#### [Stated problem]
Return all of the data exactly as written, without the pictures.
## begin Extracted data
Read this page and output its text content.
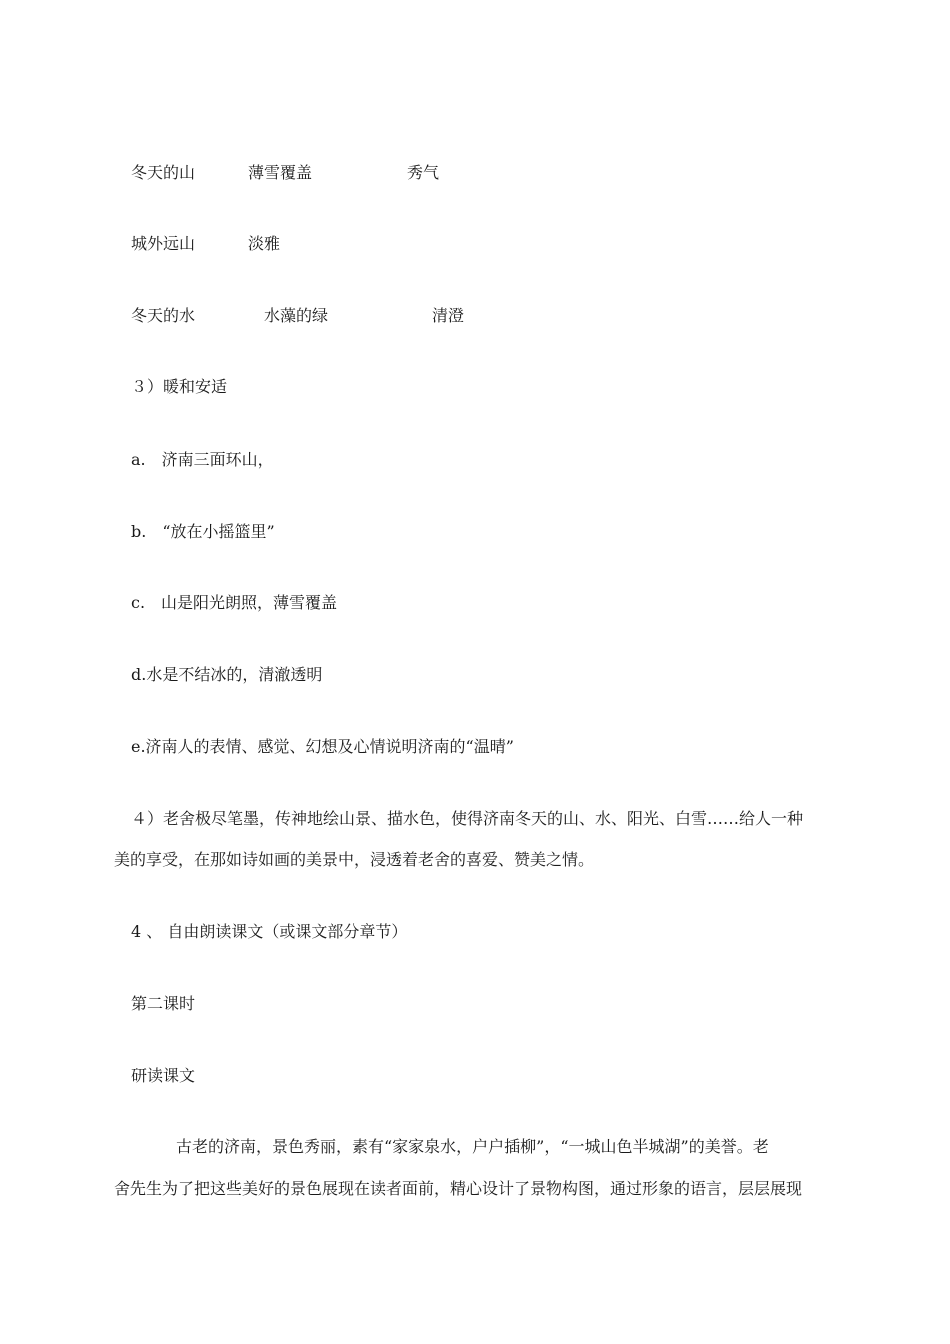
冬天的山	薄雪覆盖	秀气
城外远山	淡雅
冬天的水	水藻的绿	清澄
３）暖和安适
a.　济南三面环山，
b.　“放在小摇篮里”
c.　山是阳光朗照，薄雪覆盖
d.水是不结冰的，清澈透明
e.济南人的表情、感觉、幻想及心情说明济南的“温晴”
４）老舍极尽笔墨，传神地绘山景、描水色，使得济南冬天的山、水、阳光、白雪……给人一种
美的享受，在那如诗如画的美景中，浸透着老舍的喜爱、赞美之情。
4 、 自由朗读课文（或课文部分章节）
第二课时
研读课文
古老的济南，景色秀丽，素有“家家泉水，户户插柳”，“一城山色半城湖”的美誉。老
舍先生为了把这些美好的景色展现在读者面前，精心设计了景物构图，通过形象的语言，层层展现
## end Extracted data
#### [Correct response]
Read this page and output its text content.
冬天的山	薄雪覆盖	秀气
城外远山	淡雅
冬天的水	水藻的绿	清澄
３）暖和安适
a.　济南三面环山，
b.　“放在小摇篮里”
c.　山是阳光朗照，薄雪覆盖
d.水是不结冰的，清澈透明
e.济南人的表情、感觉、幻想及心情说明济南的“温晴”
４）老舍极尽笔墨，传神地绘山景、描水色，使得济南冬天的山、水、阳光、白雪……给人一种
美的享受，在那如诗如画的美景中，浸透着老舍的喜爱、赞美之情。
4 、 自由朗读课文（或课文部分章节）
第二课时
研读课文
古老的济南，景色秀丽，素有“家家泉水，户户插柳”，“一城山色半城湖”的美誉。老
舍先生为了把这些美好的景色展现在读者面前，精心设计了景物构图，通过形象的语言，层层展现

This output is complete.